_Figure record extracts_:
++++++++++++++++++++
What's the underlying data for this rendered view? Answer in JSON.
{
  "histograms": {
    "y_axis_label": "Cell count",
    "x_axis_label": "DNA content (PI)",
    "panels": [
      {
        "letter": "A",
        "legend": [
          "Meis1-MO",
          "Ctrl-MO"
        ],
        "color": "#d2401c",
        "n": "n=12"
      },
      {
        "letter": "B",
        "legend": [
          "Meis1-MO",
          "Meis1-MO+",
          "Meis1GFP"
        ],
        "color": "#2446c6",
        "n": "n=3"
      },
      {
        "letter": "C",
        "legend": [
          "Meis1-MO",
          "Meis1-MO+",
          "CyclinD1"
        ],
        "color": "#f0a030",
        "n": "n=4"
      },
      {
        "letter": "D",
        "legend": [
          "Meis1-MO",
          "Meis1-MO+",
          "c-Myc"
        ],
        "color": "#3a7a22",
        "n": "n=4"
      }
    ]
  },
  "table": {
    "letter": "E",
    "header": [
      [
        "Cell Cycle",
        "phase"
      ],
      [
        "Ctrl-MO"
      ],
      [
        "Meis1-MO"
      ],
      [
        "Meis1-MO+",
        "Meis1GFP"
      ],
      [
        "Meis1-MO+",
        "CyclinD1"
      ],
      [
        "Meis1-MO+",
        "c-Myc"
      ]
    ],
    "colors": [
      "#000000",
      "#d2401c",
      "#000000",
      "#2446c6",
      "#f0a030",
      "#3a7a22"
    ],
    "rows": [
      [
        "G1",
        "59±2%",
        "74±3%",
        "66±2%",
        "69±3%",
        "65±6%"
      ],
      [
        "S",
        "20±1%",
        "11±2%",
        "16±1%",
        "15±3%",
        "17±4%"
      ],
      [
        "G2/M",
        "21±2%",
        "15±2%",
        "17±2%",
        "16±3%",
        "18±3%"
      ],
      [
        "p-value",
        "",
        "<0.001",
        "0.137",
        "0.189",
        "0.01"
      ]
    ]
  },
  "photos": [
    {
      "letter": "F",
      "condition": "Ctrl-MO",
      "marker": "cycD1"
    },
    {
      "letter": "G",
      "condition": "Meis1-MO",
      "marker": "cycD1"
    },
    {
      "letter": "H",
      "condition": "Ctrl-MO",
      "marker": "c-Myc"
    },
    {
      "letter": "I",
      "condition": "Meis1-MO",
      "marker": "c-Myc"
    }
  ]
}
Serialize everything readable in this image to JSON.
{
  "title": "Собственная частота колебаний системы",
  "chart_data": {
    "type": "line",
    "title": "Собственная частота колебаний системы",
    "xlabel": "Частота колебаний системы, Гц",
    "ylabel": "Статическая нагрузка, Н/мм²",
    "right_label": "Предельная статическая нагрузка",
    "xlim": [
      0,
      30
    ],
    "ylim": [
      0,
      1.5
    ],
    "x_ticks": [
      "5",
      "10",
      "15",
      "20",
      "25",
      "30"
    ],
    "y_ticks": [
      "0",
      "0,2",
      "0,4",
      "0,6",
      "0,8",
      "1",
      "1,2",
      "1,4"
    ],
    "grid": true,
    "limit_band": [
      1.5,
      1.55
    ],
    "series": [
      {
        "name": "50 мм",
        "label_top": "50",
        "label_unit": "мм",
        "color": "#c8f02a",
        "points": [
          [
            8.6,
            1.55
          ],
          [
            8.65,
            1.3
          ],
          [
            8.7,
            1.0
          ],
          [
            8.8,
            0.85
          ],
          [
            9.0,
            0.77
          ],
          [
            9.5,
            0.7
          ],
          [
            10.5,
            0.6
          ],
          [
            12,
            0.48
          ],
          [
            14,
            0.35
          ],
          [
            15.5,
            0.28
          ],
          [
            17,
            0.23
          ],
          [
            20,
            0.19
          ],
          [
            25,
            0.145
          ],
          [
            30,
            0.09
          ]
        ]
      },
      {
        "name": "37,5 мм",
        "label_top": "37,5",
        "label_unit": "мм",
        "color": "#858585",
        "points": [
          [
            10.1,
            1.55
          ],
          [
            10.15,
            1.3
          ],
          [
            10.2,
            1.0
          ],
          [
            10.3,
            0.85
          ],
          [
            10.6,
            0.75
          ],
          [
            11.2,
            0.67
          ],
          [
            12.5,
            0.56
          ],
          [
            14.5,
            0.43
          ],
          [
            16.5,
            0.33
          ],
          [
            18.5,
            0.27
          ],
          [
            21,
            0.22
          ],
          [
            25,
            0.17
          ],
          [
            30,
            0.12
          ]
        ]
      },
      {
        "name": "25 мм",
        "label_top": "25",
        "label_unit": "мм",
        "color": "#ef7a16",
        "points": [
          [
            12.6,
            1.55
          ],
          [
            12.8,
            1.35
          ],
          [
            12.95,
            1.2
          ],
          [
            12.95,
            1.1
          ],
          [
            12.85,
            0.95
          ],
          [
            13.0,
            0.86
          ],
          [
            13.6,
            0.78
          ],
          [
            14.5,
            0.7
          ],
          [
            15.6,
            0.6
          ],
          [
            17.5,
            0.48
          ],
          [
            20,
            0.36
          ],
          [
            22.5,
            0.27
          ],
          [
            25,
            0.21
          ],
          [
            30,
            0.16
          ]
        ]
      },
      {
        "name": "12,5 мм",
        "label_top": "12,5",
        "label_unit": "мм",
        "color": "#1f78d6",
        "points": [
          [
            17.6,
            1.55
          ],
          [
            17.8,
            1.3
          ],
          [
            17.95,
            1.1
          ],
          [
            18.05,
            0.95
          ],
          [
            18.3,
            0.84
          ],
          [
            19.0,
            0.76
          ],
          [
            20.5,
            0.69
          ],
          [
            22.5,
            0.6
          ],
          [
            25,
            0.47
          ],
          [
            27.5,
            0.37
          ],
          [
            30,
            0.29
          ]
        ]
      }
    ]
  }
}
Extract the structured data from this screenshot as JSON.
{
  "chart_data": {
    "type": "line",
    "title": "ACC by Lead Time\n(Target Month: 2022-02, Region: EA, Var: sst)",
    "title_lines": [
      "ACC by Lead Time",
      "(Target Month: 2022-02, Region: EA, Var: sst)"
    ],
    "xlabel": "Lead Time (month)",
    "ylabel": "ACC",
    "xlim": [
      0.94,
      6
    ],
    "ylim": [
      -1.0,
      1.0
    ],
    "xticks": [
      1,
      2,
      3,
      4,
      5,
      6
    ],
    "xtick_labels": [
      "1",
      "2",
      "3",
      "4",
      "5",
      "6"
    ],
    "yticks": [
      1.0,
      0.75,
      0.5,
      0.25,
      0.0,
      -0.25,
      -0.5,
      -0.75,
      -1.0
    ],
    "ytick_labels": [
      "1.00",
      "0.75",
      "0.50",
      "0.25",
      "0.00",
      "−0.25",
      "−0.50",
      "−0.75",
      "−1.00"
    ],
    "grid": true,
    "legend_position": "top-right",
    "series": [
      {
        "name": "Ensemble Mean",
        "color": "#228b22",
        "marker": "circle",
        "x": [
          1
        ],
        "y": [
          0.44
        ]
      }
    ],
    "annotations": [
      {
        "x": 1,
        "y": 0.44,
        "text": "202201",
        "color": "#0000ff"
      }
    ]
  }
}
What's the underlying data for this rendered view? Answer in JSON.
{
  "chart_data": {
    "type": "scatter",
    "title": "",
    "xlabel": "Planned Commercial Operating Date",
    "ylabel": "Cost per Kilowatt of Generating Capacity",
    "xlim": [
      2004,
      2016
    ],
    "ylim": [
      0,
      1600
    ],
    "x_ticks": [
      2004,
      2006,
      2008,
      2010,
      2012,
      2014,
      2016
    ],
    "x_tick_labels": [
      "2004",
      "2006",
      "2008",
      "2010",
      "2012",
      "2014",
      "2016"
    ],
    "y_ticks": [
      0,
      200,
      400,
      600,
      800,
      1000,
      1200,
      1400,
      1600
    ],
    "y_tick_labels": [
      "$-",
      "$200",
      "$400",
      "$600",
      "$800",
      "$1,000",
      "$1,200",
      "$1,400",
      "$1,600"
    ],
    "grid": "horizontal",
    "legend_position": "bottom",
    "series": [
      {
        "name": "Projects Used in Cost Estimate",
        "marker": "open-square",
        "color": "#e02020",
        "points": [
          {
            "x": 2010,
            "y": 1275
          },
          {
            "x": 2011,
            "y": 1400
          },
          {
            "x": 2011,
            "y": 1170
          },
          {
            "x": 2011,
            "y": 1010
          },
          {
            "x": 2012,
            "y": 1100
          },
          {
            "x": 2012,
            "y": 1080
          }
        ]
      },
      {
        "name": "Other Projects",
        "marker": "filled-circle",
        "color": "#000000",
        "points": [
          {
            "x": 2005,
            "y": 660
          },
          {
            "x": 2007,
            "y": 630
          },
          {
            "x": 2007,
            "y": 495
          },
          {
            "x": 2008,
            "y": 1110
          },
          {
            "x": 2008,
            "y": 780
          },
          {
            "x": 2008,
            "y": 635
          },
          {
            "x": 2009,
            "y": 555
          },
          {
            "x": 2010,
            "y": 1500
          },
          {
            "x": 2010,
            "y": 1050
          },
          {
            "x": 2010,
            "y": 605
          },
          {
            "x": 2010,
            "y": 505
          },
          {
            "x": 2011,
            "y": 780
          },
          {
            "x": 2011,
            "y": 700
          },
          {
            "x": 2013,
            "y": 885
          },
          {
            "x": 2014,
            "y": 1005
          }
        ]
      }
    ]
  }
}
++++++++++++++++++++
_Direction_:
Establish how many lines of the material above hold the word "marker". Nothing but the count should be returned.

_Worked solution_:
7